- _Material to process_
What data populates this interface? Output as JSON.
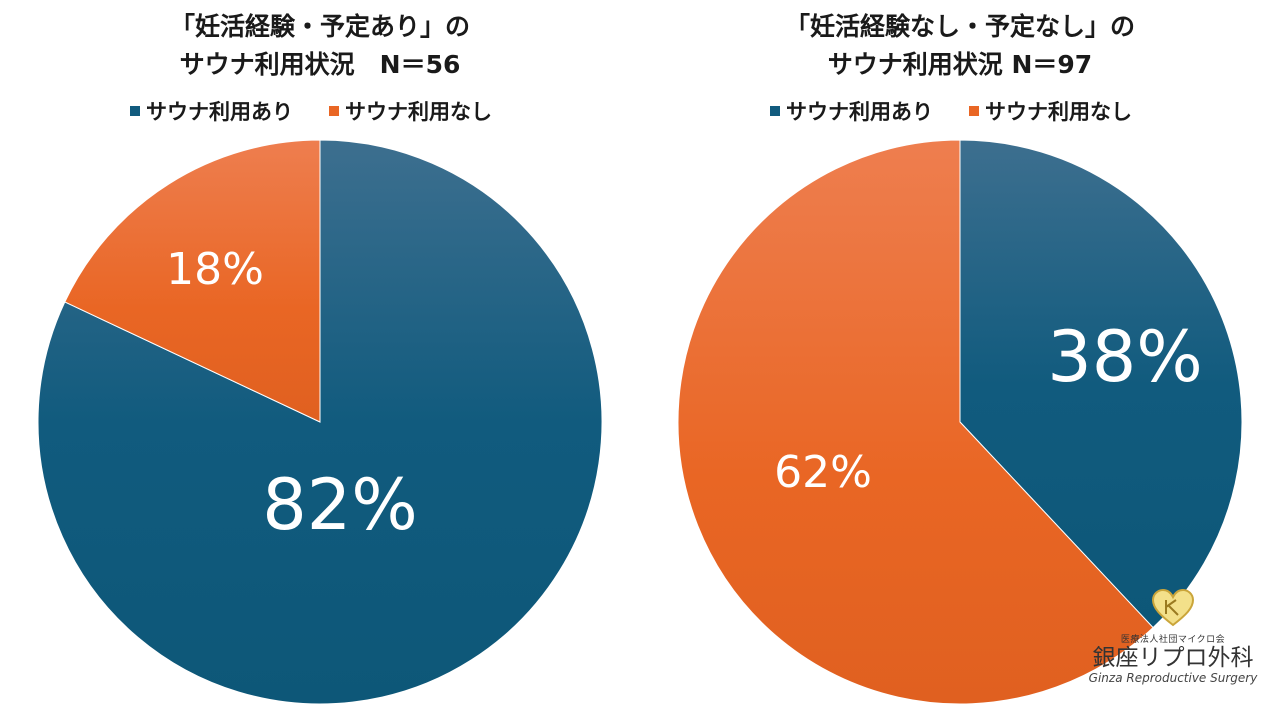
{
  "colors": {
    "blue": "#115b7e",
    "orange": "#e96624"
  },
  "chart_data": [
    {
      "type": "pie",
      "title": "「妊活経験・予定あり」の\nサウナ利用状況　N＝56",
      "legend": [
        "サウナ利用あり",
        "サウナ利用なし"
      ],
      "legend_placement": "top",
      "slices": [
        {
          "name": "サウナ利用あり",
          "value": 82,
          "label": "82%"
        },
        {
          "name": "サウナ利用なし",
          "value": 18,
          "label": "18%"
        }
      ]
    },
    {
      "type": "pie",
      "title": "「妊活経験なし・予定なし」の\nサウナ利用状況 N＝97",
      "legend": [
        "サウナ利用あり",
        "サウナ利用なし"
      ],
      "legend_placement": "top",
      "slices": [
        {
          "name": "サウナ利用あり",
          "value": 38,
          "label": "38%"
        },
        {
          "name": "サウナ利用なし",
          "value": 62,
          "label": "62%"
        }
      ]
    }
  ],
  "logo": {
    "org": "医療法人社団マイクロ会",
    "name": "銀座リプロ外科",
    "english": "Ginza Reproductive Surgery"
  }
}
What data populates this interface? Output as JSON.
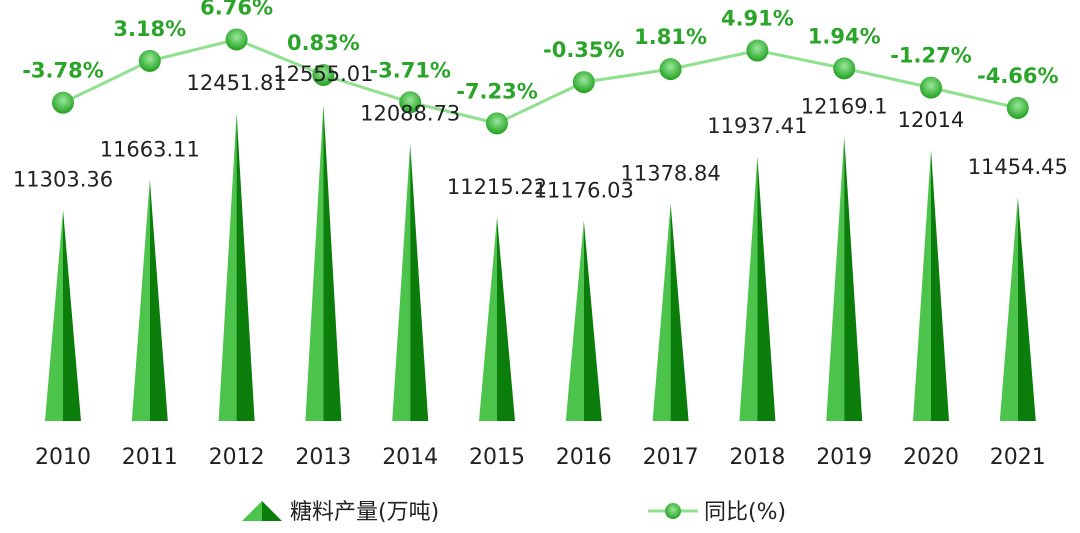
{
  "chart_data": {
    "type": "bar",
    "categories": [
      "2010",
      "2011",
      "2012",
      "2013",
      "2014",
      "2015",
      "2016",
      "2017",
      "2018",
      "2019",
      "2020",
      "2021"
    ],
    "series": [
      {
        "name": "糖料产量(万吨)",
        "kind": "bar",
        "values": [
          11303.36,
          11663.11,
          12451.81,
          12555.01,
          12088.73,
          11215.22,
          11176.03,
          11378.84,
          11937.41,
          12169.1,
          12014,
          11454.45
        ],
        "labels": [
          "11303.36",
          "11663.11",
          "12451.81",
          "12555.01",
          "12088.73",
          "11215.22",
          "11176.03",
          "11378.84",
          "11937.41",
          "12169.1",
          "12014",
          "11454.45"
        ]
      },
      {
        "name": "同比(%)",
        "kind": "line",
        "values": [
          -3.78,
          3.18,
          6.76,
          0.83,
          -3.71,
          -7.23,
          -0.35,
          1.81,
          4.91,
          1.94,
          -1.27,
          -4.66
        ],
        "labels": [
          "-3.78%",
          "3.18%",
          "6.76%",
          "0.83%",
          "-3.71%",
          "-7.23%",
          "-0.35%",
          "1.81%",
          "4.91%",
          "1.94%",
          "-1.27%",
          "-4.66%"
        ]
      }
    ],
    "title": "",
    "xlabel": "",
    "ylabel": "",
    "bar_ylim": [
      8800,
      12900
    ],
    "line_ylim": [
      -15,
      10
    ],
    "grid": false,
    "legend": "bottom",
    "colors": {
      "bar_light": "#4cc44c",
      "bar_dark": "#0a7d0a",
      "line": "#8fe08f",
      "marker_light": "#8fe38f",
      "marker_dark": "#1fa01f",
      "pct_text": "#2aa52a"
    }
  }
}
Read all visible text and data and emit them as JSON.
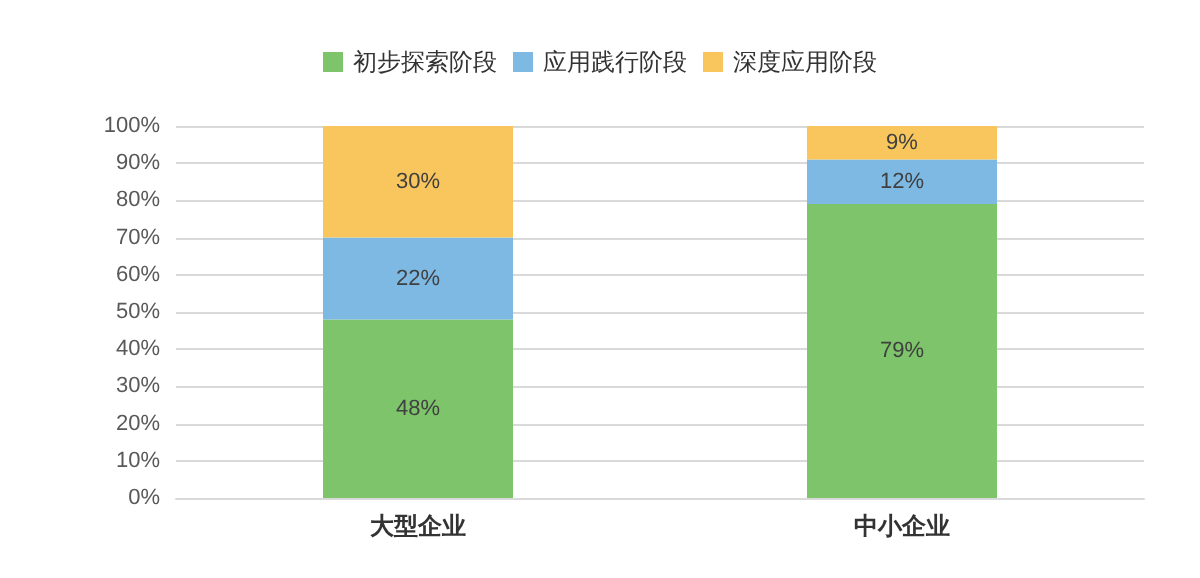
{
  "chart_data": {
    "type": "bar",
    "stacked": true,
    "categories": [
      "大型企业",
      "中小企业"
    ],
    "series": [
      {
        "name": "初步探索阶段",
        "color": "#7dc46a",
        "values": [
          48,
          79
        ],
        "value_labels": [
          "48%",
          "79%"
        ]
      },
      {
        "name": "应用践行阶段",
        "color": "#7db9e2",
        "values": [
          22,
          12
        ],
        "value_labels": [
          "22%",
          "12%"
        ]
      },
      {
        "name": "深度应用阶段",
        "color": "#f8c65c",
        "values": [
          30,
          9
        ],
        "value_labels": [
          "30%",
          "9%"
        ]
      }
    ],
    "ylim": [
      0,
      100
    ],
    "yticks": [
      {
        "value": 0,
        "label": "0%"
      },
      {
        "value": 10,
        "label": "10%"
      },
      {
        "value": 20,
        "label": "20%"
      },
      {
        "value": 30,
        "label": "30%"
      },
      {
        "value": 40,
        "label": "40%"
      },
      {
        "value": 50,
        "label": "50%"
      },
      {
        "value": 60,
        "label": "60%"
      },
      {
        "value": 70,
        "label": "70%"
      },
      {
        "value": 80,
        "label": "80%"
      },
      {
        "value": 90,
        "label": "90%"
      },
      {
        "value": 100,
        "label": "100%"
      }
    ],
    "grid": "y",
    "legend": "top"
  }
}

==

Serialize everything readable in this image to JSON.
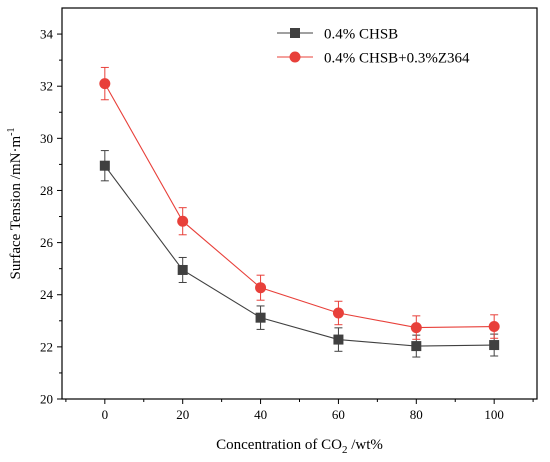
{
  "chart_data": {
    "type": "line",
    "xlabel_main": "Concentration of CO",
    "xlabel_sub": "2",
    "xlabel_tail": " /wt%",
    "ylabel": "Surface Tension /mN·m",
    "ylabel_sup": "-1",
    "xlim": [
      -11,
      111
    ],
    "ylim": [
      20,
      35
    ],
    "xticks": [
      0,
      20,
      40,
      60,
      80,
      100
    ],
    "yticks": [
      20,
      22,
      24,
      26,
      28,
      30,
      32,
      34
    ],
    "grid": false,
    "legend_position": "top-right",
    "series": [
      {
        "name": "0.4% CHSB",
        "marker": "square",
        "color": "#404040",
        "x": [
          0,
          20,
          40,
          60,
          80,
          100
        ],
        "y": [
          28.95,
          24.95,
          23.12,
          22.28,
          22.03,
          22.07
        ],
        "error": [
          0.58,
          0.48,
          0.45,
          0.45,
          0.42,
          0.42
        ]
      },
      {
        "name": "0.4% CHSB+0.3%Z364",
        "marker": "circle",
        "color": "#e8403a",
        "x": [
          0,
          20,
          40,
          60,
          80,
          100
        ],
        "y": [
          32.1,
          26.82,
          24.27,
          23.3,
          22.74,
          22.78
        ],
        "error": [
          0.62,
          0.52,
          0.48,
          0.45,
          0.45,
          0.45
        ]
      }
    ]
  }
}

...

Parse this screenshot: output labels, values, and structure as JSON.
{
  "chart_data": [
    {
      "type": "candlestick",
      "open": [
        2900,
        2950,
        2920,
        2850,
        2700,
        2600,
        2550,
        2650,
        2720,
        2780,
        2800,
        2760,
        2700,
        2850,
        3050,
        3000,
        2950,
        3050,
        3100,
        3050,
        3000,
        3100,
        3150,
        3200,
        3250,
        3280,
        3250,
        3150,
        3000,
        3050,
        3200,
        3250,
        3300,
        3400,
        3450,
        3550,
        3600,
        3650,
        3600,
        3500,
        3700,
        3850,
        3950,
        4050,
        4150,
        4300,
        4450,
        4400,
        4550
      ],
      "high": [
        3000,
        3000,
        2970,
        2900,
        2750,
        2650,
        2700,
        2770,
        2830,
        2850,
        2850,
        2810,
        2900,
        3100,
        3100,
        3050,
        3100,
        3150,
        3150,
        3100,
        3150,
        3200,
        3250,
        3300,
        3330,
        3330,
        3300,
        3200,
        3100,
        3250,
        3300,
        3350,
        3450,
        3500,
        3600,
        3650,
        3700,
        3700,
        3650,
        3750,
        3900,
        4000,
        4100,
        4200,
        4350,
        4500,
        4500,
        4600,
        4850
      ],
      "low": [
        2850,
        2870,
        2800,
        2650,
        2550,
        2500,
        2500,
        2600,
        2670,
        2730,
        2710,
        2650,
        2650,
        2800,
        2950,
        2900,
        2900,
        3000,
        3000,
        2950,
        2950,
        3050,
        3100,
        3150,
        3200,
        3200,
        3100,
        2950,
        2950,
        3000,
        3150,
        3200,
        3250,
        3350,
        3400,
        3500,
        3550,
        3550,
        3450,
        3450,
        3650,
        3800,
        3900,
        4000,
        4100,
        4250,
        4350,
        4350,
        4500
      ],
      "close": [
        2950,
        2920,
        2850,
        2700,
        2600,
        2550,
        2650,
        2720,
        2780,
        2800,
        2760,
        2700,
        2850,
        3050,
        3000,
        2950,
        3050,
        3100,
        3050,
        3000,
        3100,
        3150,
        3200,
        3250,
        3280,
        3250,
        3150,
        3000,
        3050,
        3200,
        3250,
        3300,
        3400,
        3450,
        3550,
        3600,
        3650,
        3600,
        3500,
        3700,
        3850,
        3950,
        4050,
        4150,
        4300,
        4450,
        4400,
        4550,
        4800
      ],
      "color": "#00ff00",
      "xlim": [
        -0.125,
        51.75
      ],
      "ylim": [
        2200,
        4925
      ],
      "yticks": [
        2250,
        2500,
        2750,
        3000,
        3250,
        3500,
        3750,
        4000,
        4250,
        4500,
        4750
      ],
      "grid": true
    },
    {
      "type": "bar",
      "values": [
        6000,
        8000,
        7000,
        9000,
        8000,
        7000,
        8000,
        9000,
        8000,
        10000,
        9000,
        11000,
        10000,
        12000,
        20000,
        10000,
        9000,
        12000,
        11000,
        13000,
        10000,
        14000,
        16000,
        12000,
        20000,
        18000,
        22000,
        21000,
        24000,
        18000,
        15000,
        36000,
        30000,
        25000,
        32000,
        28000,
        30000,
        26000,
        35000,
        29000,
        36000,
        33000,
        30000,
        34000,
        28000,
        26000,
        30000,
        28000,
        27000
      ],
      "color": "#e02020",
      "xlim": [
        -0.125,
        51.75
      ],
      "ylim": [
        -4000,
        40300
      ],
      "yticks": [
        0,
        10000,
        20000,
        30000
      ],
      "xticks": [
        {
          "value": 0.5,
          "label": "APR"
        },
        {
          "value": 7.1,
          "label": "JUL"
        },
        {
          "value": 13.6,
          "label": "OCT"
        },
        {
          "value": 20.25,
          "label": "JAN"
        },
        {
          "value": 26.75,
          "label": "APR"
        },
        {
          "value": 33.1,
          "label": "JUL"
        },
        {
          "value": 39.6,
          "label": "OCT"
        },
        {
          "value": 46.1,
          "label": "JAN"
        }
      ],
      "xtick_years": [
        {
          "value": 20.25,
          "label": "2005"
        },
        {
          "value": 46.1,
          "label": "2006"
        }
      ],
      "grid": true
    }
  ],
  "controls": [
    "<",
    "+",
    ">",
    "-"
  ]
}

- _Direction_
How many lines in the records above hold the word "this"? Give only the number.

- _Written response_
4